INSTRUCTIONS TO FOLLOW — Please change "bounding box" to "enclosing rectangle" in every one of the items below, keeping all other text exactly the same, and leave out the pictures.
* * *
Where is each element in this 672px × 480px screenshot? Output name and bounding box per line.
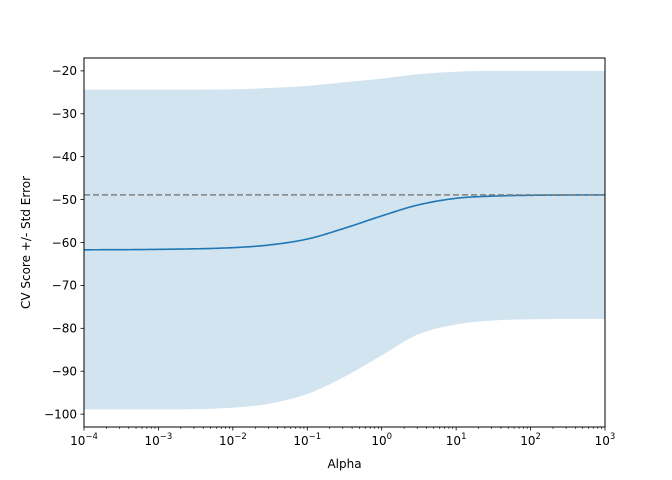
x-tick-label: 100 <box>371 432 392 448</box>
y-tick-label: −70 <box>52 279 77 293</box>
x-axis-ticks: 10−4 10−3 10−2 10−1 100 101 102 103 <box>70 427 615 448</box>
y-tick-label: −90 <box>52 365 77 379</box>
x-tick-label: 10−1 <box>293 432 321 448</box>
y-tick-label: −100 <box>44 407 77 421</box>
y-tick-label: −30 <box>52 107 77 121</box>
y-tick-label: −50 <box>52 193 77 207</box>
x-tick-label: 10−2 <box>219 432 247 448</box>
x-axis-label: Alpha <box>327 457 361 471</box>
y-axis-label: CV Score +/- Std Error <box>19 176 33 309</box>
y-axis-ticks: −20 −30 −40 −50 −60 −70 −80 −90 −100 <box>44 64 84 421</box>
y-tick-label: −20 <box>52 64 77 78</box>
x-tick-label: 101 <box>446 432 467 448</box>
std-error-band-layer <box>84 70 605 410</box>
x-tick-label: 10−4 <box>70 432 98 448</box>
x-tick-label: 103 <box>595 432 616 448</box>
y-tick-label: −80 <box>52 322 77 336</box>
x-tick-label: 102 <box>520 432 541 448</box>
std-error-band <box>84 70 605 410</box>
x-tick-label: 10−3 <box>145 432 173 448</box>
y-tick-label: −60 <box>52 236 77 250</box>
y-tick-label: −40 <box>52 150 77 164</box>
* * *
RESULT OF THIS EXERCISE —
Where is each element in this 672px × 480px screenshot? Output name and enclosing rectangle per line.
x-tick-label: 100 <box>371 432 392 448</box>
y-tick-label: −70 <box>52 279 77 293</box>
x-axis-ticks: 10−4 10−3 10−2 10−1 100 101 102 103 <box>70 427 615 448</box>
y-tick-label: −90 <box>52 365 77 379</box>
x-tick-label: 10−1 <box>293 432 321 448</box>
y-tick-label: −100 <box>44 407 77 421</box>
y-tick-label: −30 <box>52 107 77 121</box>
y-tick-label: −50 <box>52 193 77 207</box>
x-tick-label: 10−2 <box>219 432 247 448</box>
x-axis-label: Alpha <box>327 457 361 471</box>
y-axis-label: CV Score +/- Std Error <box>19 176 33 309</box>
y-axis-ticks: −20 −30 −40 −50 −60 −70 −80 −90 −100 <box>44 64 84 421</box>
y-tick-label: −20 <box>52 64 77 78</box>
x-tick-label: 101 <box>446 432 467 448</box>
std-error-band-layer <box>84 70 605 410</box>
x-tick-label: 10−4 <box>70 432 98 448</box>
x-tick-label: 103 <box>595 432 616 448</box>
y-tick-label: −80 <box>52 322 77 336</box>
x-tick-label: 102 <box>520 432 541 448</box>
std-error-band <box>84 70 605 410</box>
x-tick-label: 10−3 <box>145 432 173 448</box>
y-tick-label: −60 <box>52 236 77 250</box>
y-tick-label: −40 <box>52 150 77 164</box>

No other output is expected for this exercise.